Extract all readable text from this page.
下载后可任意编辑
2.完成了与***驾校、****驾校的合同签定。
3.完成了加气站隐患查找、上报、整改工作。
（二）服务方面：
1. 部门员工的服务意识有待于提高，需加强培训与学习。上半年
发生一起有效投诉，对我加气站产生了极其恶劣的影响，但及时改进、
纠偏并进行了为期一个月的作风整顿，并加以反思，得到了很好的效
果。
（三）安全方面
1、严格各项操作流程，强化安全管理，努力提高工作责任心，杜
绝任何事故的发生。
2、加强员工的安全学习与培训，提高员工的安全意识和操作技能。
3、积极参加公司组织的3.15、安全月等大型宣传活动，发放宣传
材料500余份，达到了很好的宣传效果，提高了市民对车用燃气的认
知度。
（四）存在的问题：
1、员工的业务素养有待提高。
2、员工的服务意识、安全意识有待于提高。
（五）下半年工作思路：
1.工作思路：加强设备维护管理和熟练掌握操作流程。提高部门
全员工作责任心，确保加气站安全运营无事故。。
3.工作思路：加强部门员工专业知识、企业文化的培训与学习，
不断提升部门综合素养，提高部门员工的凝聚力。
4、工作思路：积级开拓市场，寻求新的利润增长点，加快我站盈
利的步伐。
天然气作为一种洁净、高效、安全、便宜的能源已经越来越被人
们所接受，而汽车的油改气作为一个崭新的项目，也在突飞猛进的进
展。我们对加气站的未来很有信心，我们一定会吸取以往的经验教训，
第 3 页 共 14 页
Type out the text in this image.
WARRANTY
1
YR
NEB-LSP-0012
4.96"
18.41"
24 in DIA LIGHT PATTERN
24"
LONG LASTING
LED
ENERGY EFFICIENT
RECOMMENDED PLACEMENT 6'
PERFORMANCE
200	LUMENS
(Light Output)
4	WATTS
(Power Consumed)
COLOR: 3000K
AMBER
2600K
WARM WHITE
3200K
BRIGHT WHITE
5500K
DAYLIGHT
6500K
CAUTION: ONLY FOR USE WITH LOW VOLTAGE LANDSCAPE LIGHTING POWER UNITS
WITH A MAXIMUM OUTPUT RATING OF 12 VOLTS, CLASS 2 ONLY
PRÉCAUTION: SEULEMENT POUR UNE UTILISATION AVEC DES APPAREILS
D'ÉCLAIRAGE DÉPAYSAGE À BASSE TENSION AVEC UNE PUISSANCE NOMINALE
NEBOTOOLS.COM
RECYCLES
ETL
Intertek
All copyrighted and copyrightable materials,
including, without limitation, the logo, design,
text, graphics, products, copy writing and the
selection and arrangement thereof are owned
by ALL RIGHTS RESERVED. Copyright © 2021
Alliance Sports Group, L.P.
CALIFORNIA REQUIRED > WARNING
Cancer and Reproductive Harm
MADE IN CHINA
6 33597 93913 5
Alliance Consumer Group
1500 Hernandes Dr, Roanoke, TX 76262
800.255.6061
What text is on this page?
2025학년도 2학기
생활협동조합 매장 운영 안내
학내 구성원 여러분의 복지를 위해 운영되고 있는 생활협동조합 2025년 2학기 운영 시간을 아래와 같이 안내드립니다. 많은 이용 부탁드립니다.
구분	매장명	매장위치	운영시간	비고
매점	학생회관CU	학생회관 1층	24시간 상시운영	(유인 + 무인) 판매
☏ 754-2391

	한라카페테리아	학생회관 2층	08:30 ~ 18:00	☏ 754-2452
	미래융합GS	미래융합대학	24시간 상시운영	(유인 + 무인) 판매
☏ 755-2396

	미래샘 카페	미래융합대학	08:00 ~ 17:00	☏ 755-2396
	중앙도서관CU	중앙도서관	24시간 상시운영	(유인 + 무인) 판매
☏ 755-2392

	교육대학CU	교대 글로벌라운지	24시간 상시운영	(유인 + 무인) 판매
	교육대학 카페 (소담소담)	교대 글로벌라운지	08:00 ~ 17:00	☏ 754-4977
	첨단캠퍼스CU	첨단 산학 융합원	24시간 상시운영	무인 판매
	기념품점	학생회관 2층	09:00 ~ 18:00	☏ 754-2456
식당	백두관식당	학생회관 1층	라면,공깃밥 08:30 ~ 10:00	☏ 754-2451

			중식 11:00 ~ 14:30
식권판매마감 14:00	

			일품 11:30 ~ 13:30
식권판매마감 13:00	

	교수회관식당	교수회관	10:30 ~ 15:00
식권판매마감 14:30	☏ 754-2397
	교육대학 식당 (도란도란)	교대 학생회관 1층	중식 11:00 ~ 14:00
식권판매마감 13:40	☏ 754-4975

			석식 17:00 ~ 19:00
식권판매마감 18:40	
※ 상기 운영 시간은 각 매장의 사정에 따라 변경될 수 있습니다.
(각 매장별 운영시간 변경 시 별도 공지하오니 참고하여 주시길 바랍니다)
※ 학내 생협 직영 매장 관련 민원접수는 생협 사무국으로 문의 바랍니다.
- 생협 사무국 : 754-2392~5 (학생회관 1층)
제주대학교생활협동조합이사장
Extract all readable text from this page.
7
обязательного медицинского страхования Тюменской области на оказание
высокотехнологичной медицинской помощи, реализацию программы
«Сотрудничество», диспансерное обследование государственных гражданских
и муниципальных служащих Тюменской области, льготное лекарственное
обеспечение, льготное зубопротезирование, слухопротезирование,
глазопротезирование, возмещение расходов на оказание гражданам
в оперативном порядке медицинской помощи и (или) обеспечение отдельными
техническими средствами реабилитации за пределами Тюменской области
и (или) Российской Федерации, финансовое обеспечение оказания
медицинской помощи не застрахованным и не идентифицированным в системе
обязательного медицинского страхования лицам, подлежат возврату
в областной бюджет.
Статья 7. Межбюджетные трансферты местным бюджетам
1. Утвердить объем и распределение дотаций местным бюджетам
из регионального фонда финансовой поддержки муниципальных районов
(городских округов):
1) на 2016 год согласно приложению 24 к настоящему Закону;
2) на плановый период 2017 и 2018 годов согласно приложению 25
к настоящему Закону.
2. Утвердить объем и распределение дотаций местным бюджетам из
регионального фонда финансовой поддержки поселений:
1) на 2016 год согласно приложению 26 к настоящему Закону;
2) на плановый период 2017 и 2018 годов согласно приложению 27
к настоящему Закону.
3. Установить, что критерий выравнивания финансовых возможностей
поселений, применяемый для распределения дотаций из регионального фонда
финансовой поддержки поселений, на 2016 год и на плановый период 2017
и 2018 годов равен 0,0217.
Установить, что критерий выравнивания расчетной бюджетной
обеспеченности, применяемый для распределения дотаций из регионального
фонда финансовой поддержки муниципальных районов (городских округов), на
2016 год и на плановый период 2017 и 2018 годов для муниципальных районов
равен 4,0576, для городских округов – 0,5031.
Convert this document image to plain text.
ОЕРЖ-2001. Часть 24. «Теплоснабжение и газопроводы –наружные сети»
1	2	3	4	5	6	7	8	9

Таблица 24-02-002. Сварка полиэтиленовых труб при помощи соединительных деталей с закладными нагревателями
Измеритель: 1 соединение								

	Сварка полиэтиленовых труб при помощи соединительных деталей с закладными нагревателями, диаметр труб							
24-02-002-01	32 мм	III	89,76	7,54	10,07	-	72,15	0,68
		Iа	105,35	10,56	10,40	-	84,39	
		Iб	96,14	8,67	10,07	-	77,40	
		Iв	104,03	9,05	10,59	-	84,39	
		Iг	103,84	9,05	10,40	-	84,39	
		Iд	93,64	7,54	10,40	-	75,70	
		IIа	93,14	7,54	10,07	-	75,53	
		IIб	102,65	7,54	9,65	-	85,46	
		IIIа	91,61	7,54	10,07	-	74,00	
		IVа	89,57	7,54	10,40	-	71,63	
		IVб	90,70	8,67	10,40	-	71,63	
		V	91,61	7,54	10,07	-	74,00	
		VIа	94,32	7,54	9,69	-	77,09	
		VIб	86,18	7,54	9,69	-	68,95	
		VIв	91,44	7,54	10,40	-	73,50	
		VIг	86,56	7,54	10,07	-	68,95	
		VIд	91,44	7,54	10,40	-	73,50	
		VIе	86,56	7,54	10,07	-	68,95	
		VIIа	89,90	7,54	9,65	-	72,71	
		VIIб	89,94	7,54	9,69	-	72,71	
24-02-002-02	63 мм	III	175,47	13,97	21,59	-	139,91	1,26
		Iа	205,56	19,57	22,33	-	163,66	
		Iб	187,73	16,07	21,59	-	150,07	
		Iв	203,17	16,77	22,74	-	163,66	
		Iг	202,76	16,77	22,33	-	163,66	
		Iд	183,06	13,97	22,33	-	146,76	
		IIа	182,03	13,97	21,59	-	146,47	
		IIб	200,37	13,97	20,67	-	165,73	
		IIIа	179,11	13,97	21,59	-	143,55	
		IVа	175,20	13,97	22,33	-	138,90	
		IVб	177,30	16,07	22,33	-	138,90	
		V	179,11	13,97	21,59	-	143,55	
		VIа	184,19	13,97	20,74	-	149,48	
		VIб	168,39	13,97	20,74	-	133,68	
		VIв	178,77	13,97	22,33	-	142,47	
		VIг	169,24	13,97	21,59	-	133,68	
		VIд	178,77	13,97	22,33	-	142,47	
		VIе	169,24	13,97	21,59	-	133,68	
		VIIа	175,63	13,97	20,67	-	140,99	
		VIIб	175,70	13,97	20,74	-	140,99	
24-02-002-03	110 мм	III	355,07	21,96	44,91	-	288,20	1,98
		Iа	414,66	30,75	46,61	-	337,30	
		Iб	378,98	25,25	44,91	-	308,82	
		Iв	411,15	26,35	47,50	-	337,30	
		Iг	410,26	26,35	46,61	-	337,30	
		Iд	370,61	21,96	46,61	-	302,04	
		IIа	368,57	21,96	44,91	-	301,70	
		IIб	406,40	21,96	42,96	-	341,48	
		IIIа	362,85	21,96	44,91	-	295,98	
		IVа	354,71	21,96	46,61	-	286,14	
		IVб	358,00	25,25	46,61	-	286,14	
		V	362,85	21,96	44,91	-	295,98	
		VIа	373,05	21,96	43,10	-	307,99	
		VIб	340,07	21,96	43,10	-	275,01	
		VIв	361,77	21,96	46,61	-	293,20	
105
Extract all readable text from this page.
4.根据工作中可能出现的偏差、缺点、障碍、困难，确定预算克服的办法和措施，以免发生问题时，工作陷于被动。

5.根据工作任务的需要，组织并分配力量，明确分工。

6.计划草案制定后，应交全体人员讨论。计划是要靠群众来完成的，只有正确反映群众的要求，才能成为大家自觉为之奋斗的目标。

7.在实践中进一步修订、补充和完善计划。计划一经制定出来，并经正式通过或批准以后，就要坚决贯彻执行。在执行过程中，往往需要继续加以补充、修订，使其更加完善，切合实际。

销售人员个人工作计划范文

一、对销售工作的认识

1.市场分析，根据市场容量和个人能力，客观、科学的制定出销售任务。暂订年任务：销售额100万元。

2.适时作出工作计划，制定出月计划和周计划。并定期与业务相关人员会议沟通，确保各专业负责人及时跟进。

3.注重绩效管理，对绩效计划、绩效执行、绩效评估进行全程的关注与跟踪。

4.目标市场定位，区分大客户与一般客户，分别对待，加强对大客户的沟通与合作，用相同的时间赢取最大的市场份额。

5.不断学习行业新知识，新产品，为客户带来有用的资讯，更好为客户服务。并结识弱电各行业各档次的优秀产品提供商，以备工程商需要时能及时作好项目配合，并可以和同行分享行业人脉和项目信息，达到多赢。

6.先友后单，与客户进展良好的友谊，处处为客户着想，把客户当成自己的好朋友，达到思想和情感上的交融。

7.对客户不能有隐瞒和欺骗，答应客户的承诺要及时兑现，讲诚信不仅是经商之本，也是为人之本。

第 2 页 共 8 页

* _PROBLEM REQUIREMENTS_: Go through the records and show every line with the string "글로벌라운지" in it.

* _TASK RESPONSE_:
	교육대학CU	교대 글로벌라운지	24시간 상시운영	(유인 + 무인) 판매
	교육대학 카페 (소담소담)	교대 글로벌라운지	08:00 ~ 17:00	☏ 754-4977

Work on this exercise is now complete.